*PROBLEM REQUIREMENTS*: The records below are to be quoted in full; please keep every word exact.

━━━ LISTED ENTRIES ━━━

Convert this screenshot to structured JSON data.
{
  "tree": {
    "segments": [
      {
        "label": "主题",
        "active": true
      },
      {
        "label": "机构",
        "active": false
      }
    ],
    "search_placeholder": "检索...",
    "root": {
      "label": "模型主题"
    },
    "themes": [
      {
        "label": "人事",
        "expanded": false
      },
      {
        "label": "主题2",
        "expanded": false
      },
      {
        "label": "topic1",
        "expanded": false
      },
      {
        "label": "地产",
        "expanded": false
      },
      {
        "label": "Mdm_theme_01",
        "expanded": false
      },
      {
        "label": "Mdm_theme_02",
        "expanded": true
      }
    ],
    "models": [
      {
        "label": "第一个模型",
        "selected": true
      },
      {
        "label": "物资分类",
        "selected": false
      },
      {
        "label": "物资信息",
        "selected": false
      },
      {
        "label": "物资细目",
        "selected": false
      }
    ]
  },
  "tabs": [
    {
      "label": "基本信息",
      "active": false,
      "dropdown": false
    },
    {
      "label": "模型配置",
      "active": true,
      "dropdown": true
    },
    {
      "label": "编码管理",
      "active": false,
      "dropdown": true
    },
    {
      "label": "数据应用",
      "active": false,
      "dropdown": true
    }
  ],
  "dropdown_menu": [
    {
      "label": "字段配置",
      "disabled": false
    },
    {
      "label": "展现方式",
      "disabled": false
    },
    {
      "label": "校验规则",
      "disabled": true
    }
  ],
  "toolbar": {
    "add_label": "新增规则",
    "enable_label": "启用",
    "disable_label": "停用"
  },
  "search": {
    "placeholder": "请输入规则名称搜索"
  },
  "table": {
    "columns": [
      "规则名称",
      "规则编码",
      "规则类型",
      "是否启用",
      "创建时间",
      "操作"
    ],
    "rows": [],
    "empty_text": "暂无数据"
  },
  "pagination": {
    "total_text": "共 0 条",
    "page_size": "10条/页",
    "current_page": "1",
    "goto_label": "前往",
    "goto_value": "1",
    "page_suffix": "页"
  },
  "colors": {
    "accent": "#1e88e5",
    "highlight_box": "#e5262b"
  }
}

━━━

*EXERCISE RESPONSE*:
Convert this screenshot to structured JSON data.
{
  "tree": {
    "segments": [
      {
        "label": "主题",
        "active": true
      },
      {
        "label": "机构",
        "active": false
      }
    ],
    "search_placeholder": "检索...",
    "root": {
      "label": "模型主题"
    },
    "themes": [
      {
        "label": "人事",
        "expanded": false
      },
      {
        "label": "主题2",
        "expanded": false
      },
      {
        "label": "topic1",
        "expanded": false
      },
      {
        "label": "地产",
        "expanded": false
      },
      {
        "label": "Mdm_theme_01",
        "expanded": false
      },
      {
        "label": "Mdm_theme_02",
        "expanded": true
      }
    ],
    "models": [
      {
        "label": "第一个模型",
        "selected": true
      },
      {
        "label": "物资分类",
        "selected": false
      },
      {
        "label": "物资信息",
        "selected": false
      },
      {
        "label": "物资细目",
        "selected": false
      }
    ]
  },
  "tabs": [
    {
      "label": "基本信息",
      "active": false,
      "dropdown": false
    },
    {
      "label": "模型配置",
      "active": true,
      "dropdown": true
    },
    {
      "label": "编码管理",
      "active": false,
      "dropdown": true
    },
    {
      "label": "数据应用",
      "active": false,
      "dropdown": true
    }
  ],
  "dropdown_menu": [
    {
      "label": "字段配置",
      "disabled": false
    },
    {
      "label": "展现方式",
      "disabled": false
    },
    {
      "label": "校验规则",
      "disabled": true
    }
  ],
  "toolbar": {
    "add_label": "新增规则",
    "enable_label": "启用",
    "disable_label": "停用"
  },
  "search": {
    "placeholder": "请输入规则名称搜索"
  },
  "table": {
    "columns": [
      "规则名称",
      "规则编码",
      "规则类型",
      "是否启用",
      "创建时间",
      "操作"
    ],
    "rows": [],
    "empty_text": "暂无数据"
  },
  "pagination": {
    "total_text": "共 0 条",
    "page_size": "10条/页",
    "current_page": "1",
    "goto_label": "前往",
    "goto_value": "1",
    "page_suffix": "页"
  },
  "colors": {
    "accent": "#1e88e5",
    "highlight_box": "#e5262b"
  }
}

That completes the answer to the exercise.